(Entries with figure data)
-=-=-

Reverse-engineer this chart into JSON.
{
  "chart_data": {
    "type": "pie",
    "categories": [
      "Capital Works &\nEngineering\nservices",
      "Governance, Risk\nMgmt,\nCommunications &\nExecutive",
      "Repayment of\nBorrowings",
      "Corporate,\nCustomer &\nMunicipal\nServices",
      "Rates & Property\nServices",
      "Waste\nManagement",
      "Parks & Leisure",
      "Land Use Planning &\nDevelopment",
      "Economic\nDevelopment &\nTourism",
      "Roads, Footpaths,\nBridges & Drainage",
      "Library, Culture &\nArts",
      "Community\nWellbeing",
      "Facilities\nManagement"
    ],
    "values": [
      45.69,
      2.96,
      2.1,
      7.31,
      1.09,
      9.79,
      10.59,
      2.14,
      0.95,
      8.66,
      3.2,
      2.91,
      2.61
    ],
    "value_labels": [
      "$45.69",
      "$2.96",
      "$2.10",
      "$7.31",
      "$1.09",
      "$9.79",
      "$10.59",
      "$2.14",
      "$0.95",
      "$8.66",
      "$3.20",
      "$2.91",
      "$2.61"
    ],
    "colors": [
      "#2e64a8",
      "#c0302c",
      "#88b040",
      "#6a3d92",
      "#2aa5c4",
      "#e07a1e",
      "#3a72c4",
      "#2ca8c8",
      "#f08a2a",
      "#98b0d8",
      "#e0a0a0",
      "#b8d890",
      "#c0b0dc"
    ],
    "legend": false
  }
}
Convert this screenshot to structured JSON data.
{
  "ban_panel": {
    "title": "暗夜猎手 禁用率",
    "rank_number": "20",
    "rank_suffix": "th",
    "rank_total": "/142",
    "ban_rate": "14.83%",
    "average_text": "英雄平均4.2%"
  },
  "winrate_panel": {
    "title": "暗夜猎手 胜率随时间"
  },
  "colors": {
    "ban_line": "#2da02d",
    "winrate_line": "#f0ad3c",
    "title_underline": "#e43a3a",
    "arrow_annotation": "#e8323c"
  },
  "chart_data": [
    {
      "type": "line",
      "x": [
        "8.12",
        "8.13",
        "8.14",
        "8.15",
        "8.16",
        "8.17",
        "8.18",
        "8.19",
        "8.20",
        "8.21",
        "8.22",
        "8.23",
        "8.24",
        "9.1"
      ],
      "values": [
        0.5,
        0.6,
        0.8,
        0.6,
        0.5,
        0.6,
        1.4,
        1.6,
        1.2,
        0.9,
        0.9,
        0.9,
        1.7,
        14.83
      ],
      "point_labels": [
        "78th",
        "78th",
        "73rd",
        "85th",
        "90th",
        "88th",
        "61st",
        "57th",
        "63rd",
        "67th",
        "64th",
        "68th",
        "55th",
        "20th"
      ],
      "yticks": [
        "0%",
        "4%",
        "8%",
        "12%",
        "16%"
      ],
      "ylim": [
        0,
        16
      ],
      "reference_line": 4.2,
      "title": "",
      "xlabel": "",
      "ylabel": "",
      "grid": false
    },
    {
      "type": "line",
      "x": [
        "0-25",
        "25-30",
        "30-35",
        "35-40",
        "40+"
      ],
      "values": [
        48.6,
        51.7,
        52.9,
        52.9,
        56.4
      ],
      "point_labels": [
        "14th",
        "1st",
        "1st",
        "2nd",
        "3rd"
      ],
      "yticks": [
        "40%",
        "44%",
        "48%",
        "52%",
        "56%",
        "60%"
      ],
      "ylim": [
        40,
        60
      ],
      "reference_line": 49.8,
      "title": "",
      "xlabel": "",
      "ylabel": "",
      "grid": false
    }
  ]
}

-=-=-

◆ Directions
Transcribe the full listing above without leaving anything out.

◆ Solved exercise
Reverse-engineer this chart into JSON.
{
  "chart_data": {
    "type": "pie",
    "categories": [
      "Capital Works &\nEngineering\nservices",
      "Governance, Risk\nMgmt,\nCommunications &\nExecutive",
      "Repayment of\nBorrowings",
      "Corporate,\nCustomer &\nMunicipal\nServices",
      "Rates & Property\nServices",
      "Waste\nManagement",
      "Parks & Leisure",
      "Land Use Planning &\nDevelopment",
      "Economic\nDevelopment &\nTourism",
      "Roads, Footpaths,\nBridges & Drainage",
      "Library, Culture &\nArts",
      "Community\nWellbeing",
      "Facilities\nManagement"
    ],
    "values": [
      45.69,
      2.96,
      2.1,
      7.31,
      1.09,
      9.79,
      10.59,
      2.14,
      0.95,
      8.66,
      3.2,
      2.91,
      2.61
    ],
    "value_labels": [
      "$45.69",
      "$2.96",
      "$2.10",
      "$7.31",
      "$1.09",
      "$9.79",
      "$10.59",
      "$2.14",
      "$0.95",
      "$8.66",
      "$3.20",
      "$2.91",
      "$2.61"
    ],
    "colors": [
      "#2e64a8",
      "#c0302c",
      "#88b040",
      "#6a3d92",
      "#2aa5c4",
      "#e07a1e",
      "#3a72c4",
      "#2ca8c8",
      "#f08a2a",
      "#98b0d8",
      "#e0a0a0",
      "#b8d890",
      "#c0b0dc"
    ],
    "legend": false
  }
}
Convert this screenshot to structured JSON data.
{
  "ban_panel": {
    "title": "暗夜猎手 禁用率",
    "rank_number": "20",
    "rank_suffix": "th",
    "rank_total": "/142",
    "ban_rate": "14.83%",
    "average_text": "英雄平均4.2%"
  },
  "winrate_panel": {
    "title": "暗夜猎手 胜率随时间"
  },
  "colors": {
    "ban_line": "#2da02d",
    "winrate_line": "#f0ad3c",
    "title_underline": "#e43a3a",
    "arrow_annotation": "#e8323c"
  },
  "chart_data": [
    {
      "type": "line",
      "x": [
        "8.12",
        "8.13",
        "8.14",
        "8.15",
        "8.16",
        "8.17",
        "8.18",
        "8.19",
        "8.20",
        "8.21",
        "8.22",
        "8.23",
        "8.24",
        "9.1"
      ],
      "values": [
        0.5,
        0.6,
        0.8,
        0.6,
        0.5,
        0.6,
        1.4,
        1.6,
        1.2,
        0.9,
        0.9,
        0.9,
        1.7,
        14.83
      ],
      "point_labels": [
        "78th",
        "78th",
        "73rd",
        "85th",
        "90th",
        "88th",
        "61st",
        "57th",
        "63rd",
        "67th",
        "64th",
        "68th",
        "55th",
        "20th"
      ],
      "yticks": [
        "0%",
        "4%",
        "8%",
        "12%",
        "16%"
      ],
      "ylim": [
        0,
        16
      ],
      "reference_line": 4.2,
      "title": "",
      "xlabel": "",
      "ylabel": "",
      "grid": false
    },
    {
      "type": "line",
      "x": [
        "0-25",
        "25-30",
        "30-35",
        "35-40",
        "40+"
      ],
      "values": [
        48.6,
        51.7,
        52.9,
        52.9,
        56.4
      ],
      "point_labels": [
        "14th",
        "1st",
        "1st",
        "2nd",
        "3rd"
      ],
      "yticks": [
        "40%",
        "44%",
        "48%",
        "52%",
        "56%",
        "60%"
      ],
      "ylim": [
        40,
        60
      ],
      "reference_line": 49.8,
      "title": "",
      "xlabel": "",
      "ylabel": "",
      "grid": false
    }
  ]
}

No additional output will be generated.